'''
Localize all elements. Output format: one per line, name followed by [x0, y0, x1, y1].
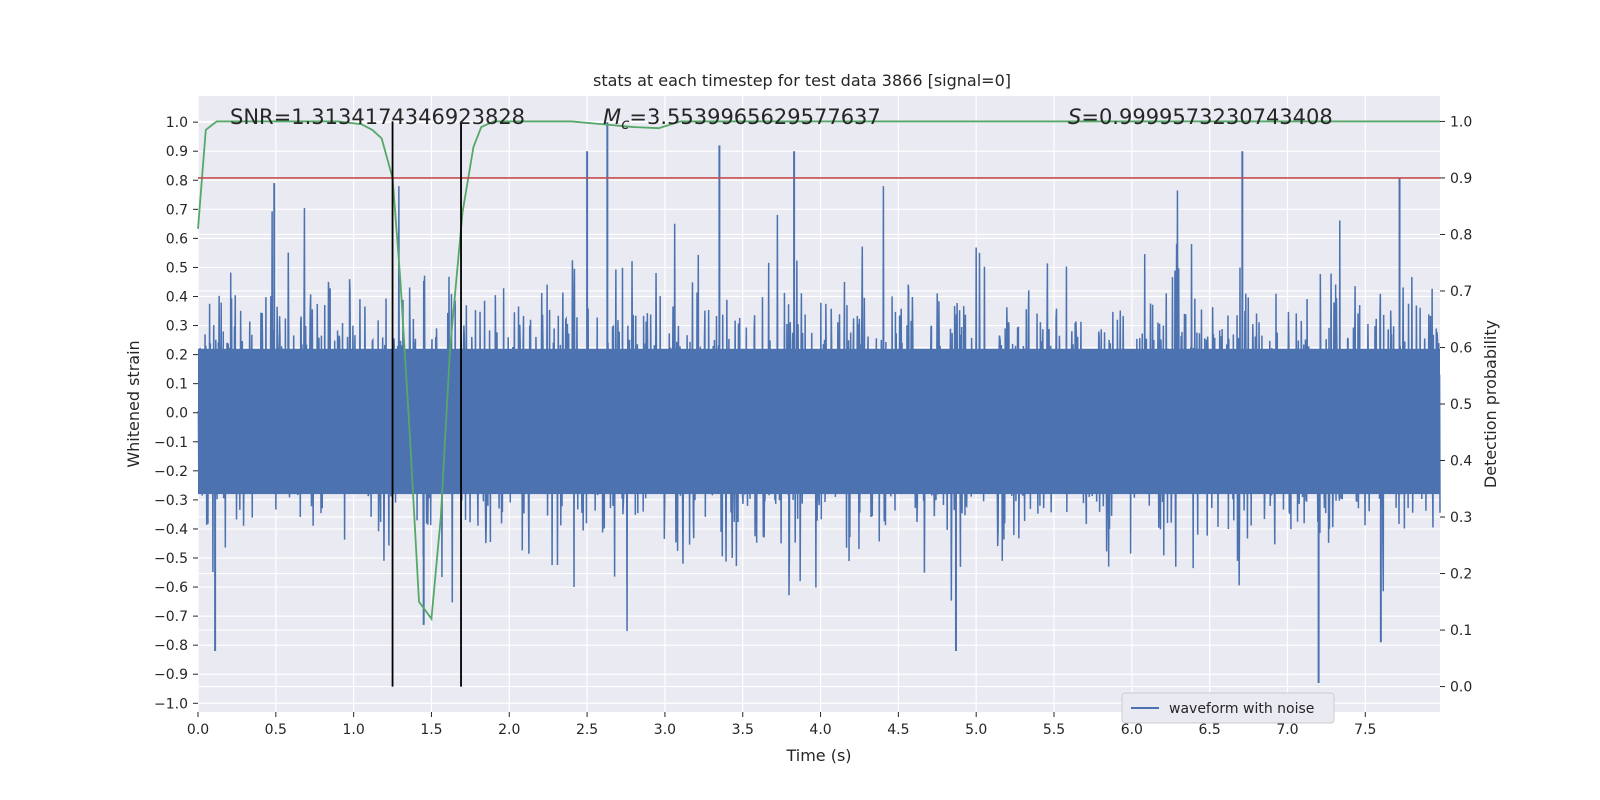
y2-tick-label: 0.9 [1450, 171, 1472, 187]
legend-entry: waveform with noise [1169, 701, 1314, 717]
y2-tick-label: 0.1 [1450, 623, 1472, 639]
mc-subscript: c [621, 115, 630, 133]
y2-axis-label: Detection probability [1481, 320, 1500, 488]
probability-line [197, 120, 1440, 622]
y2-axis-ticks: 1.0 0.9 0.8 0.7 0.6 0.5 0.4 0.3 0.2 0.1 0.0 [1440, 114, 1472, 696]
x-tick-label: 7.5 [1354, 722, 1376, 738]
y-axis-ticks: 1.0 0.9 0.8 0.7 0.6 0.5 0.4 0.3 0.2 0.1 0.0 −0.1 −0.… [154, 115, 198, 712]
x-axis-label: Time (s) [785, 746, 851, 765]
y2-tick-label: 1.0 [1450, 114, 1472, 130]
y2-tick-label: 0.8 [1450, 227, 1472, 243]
'''
# 目标:
从含有“y2-tick-label: 0.9 [1450, 171, 1472, 187]”的那一行起，一直到含有“probability-line [197, 120, 1440, 622]”的那一行为止，把这部分数据重写一遍，将其中的“y2-tick-label”替换为“right-tick-label”，其余内容保持不变，只写出这几行。

# 完整答案:
right-tick-label: 0.9 [1450, 171, 1472, 187]
legend-entry: waveform with noise [1169, 701, 1314, 717]
right-tick-label: 0.1 [1450, 623, 1472, 639]
mc-subscript: c [621, 115, 630, 133]
y2-axis-label: Detection probability [1481, 320, 1500, 488]
probability-line [197, 120, 1440, 622]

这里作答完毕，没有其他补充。